- **Challenge**: Copy out the records in full, word for word, without pictures.

##### Excerpted records #####

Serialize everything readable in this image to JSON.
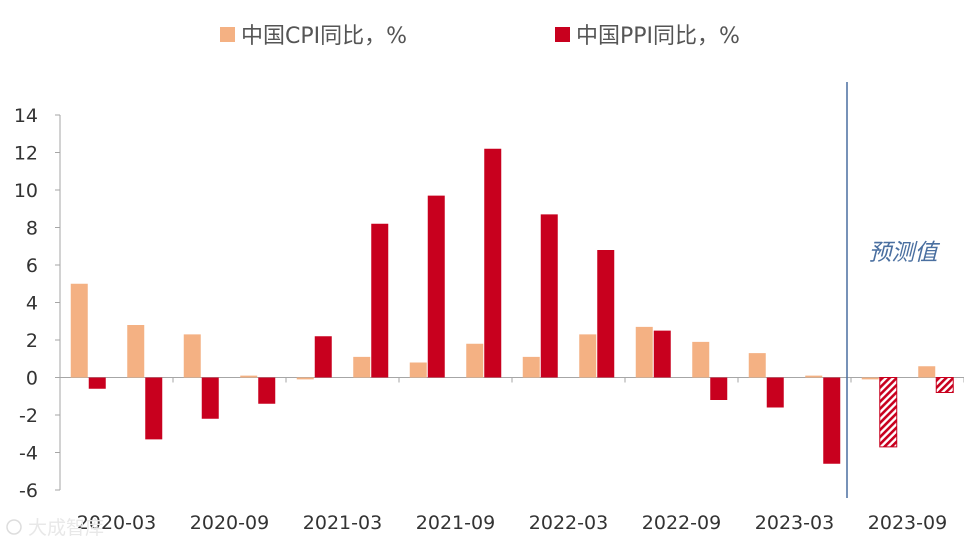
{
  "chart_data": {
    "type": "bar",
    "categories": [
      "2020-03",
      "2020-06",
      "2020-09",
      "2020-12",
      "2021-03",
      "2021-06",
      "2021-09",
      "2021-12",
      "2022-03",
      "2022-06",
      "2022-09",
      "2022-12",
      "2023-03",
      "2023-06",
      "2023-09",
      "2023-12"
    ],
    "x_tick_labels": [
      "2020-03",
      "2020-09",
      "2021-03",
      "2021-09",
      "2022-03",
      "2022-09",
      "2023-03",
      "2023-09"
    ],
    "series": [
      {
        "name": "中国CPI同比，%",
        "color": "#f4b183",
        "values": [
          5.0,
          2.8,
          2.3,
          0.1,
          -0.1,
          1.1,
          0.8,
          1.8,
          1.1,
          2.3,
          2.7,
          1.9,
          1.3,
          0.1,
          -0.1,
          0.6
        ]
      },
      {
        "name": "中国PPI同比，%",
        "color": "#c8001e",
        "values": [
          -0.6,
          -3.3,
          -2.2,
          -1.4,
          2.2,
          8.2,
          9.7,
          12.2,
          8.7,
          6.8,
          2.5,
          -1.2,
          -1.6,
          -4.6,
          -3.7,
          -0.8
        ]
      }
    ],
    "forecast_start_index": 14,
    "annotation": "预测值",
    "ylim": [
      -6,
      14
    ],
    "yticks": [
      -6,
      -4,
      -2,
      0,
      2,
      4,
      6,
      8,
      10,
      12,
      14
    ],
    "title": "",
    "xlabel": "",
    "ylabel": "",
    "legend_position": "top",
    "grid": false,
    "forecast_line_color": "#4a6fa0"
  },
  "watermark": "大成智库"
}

#####

- **The response**:
Serialize everything readable in this image to JSON.
{
  "chart_data": {
    "type": "bar",
    "categories": [
      "2020-03",
      "2020-06",
      "2020-09",
      "2020-12",
      "2021-03",
      "2021-06",
      "2021-09",
      "2021-12",
      "2022-03",
      "2022-06",
      "2022-09",
      "2022-12",
      "2023-03",
      "2023-06",
      "2023-09",
      "2023-12"
    ],
    "x_tick_labels": [
      "2020-03",
      "2020-09",
      "2021-03",
      "2021-09",
      "2022-03",
      "2022-09",
      "2023-03",
      "2023-09"
    ],
    "series": [
      {
        "name": "中国CPI同比，%",
        "color": "#f4b183",
        "values": [
          5.0,
          2.8,
          2.3,
          0.1,
          -0.1,
          1.1,
          0.8,
          1.8,
          1.1,
          2.3,
          2.7,
          1.9,
          1.3,
          0.1,
          -0.1,
          0.6
        ]
      },
      {
        "name": "中国PPI同比，%",
        "color": "#c8001e",
        "values": [
          -0.6,
          -3.3,
          -2.2,
          -1.4,
          2.2,
          8.2,
          9.7,
          12.2,
          8.7,
          6.8,
          2.5,
          -1.2,
          -1.6,
          -4.6,
          -3.7,
          -0.8
        ]
      }
    ],
    "forecast_start_index": 14,
    "annotation": "预测值",
    "ylim": [
      -6,
      14
    ],
    "yticks": [
      -6,
      -4,
      -2,
      0,
      2,
      4,
      6,
      8,
      10,
      12,
      14
    ],
    "title": "",
    "xlabel": "",
    "ylabel": "",
    "legend_position": "top",
    "grid": false,
    "forecast_line_color": "#4a6fa0"
  },
  "watermark": "大成智库"
}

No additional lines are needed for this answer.